> [WHAT YOU WILL DO]: Quote all entries exactly, leaving pictures aside.

* * * *

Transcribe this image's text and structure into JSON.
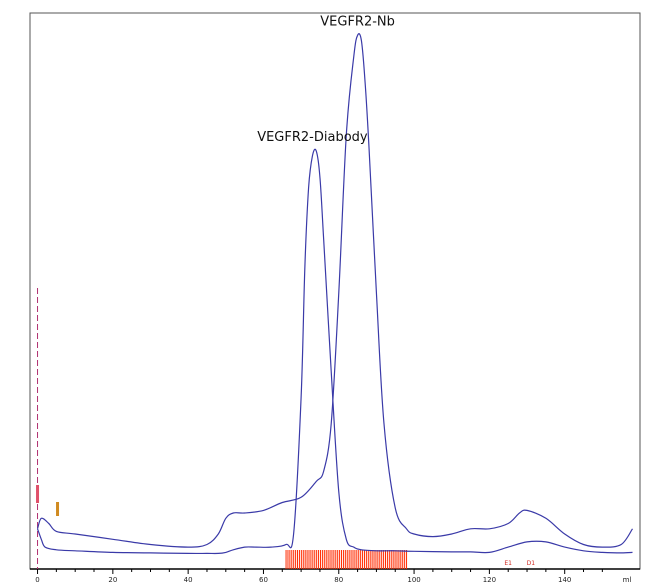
{
  "chart_data": {
    "type": "line",
    "title": "",
    "xlabel": "",
    "ylabel": "",
    "x_unit": "ml",
    "xlim": [
      -2,
      160
    ],
    "ylim": [
      0,
      100
    ],
    "x_ticks": [
      0,
      20,
      40,
      60,
      80,
      100,
      120,
      140
    ],
    "grid": false,
    "legend": "none",
    "series": [
      {
        "color": "#3a3aa8",
        "x": [
          0,
          1,
          2,
          5,
          10,
          20,
          30,
          40,
          45,
          48,
          50,
          52,
          55,
          58,
          62,
          66,
          68,
          70,
          71,
          72,
          73,
          74,
          75,
          76,
          78,
          80,
          82,
          84,
          86,
          90,
          95,
          100,
          110,
          115,
          120,
          125,
          130,
          135,
          140,
          145,
          150,
          155,
          158
        ],
        "y": [
          5,
          3,
          1.5,
          1,
          0.8,
          0.5,
          0.4,
          0.3,
          0.3,
          0.3,
          0.5,
          1,
          1.5,
          1.5,
          1.5,
          2,
          4,
          30,
          55,
          70,
          76,
          77,
          72,
          60,
          35,
          12,
          3,
          1.5,
          1,
          0.8,
          0.8,
          0.7,
          0.6,
          0.6,
          0.5,
          1.5,
          2.5,
          2.5,
          1.5,
          0.8,
          0.5,
          0.4,
          0.5
        ]
      },
      {
        "color": "#3a3aa8",
        "x": [
          0,
          1,
          3,
          5,
          10,
          20,
          30,
          40,
          45,
          48,
          50,
          52,
          55,
          60,
          65,
          70,
          74,
          76,
          78,
          80,
          82,
          84,
          85,
          86,
          87,
          88,
          90,
          92,
          95,
          98,
          100,
          105,
          110,
          115,
          120,
          125,
          128,
          130,
          135,
          140,
          145,
          150,
          155,
          158
        ],
        "y": [
          5,
          7,
          6,
          4.5,
          4,
          3,
          2,
          1.5,
          2,
          4,
          7,
          8,
          8,
          8.5,
          10,
          11,
          14,
          16,
          25,
          50,
          80,
          95,
          99,
          98,
          90,
          78,
          50,
          25,
          9,
          5,
          4,
          3.5,
          4,
          5,
          5,
          6,
          8,
          8.5,
          7,
          4,
          2,
          1.5,
          2,
          5
        ]
      }
    ],
    "annotations": [
      {
        "text": "VEGFR2-Nb",
        "x": 85,
        "y": 99
      },
      {
        "text": "VEGFR2-Diabody",
        "x": 73,
        "y": 77
      }
    ],
    "fraction_markers": {
      "color": "#ff2a00",
      "x_start": 66,
      "x_end": 98,
      "count": 64
    },
    "event_marks": [
      {
        "text": "E1",
        "x": 125
      },
      {
        "text": "D1",
        "x": 131
      }
    ],
    "injection_x": 0
  }
}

* * * *

> [THE SOLUTION]:
Transcribe this image's text and structure into JSON.
{
  "chart_data": {
    "type": "line",
    "title": "",
    "xlabel": "",
    "ylabel": "",
    "x_unit": "ml",
    "xlim": [
      -2,
      160
    ],
    "ylim": [
      0,
      100
    ],
    "x_ticks": [
      0,
      20,
      40,
      60,
      80,
      100,
      120,
      140
    ],
    "grid": false,
    "legend": "none",
    "series": [
      {
        "color": "#3a3aa8",
        "x": [
          0,
          1,
          2,
          5,
          10,
          20,
          30,
          40,
          45,
          48,
          50,
          52,
          55,
          58,
          62,
          66,
          68,
          70,
          71,
          72,
          73,
          74,
          75,
          76,
          78,
          80,
          82,
          84,
          86,
          90,
          95,
          100,
          110,
          115,
          120,
          125,
          130,
          135,
          140,
          145,
          150,
          155,
          158
        ],
        "y": [
          5,
          3,
          1.5,
          1,
          0.8,
          0.5,
          0.4,
          0.3,
          0.3,
          0.3,
          0.5,
          1,
          1.5,
          1.5,
          1.5,
          2,
          4,
          30,
          55,
          70,
          76,
          77,
          72,
          60,
          35,
          12,
          3,
          1.5,
          1,
          0.8,
          0.8,
          0.7,
          0.6,
          0.6,
          0.5,
          1.5,
          2.5,
          2.5,
          1.5,
          0.8,
          0.5,
          0.4,
          0.5
        ]
      },
      {
        "color": "#3a3aa8",
        "x": [
          0,
          1,
          3,
          5,
          10,
          20,
          30,
          40,
          45,
          48,
          50,
          52,
          55,
          60,
          65,
          70,
          74,
          76,
          78,
          80,
          82,
          84,
          85,
          86,
          87,
          88,
          90,
          92,
          95,
          98,
          100,
          105,
          110,
          115,
          120,
          125,
          128,
          130,
          135,
          140,
          145,
          150,
          155,
          158
        ],
        "y": [
          5,
          7,
          6,
          4.5,
          4,
          3,
          2,
          1.5,
          2,
          4,
          7,
          8,
          8,
          8.5,
          10,
          11,
          14,
          16,
          25,
          50,
          80,
          95,
          99,
          98,
          90,
          78,
          50,
          25,
          9,
          5,
          4,
          3.5,
          4,
          5,
          5,
          6,
          8,
          8.5,
          7,
          4,
          2,
          1.5,
          2,
          5
        ]
      }
    ],
    "annotations": [
      {
        "text": "VEGFR2-Nb",
        "x": 85,
        "y": 99
      },
      {
        "text": "VEGFR2-Diabody",
        "x": 73,
        "y": 77
      }
    ],
    "fraction_markers": {
      "color": "#ff2a00",
      "x_start": 66,
      "x_end": 98,
      "count": 64
    },
    "event_marks": [
      {
        "text": "E1",
        "x": 125
      },
      {
        "text": "D1",
        "x": 131
      }
    ],
    "injection_x": 0
  }
}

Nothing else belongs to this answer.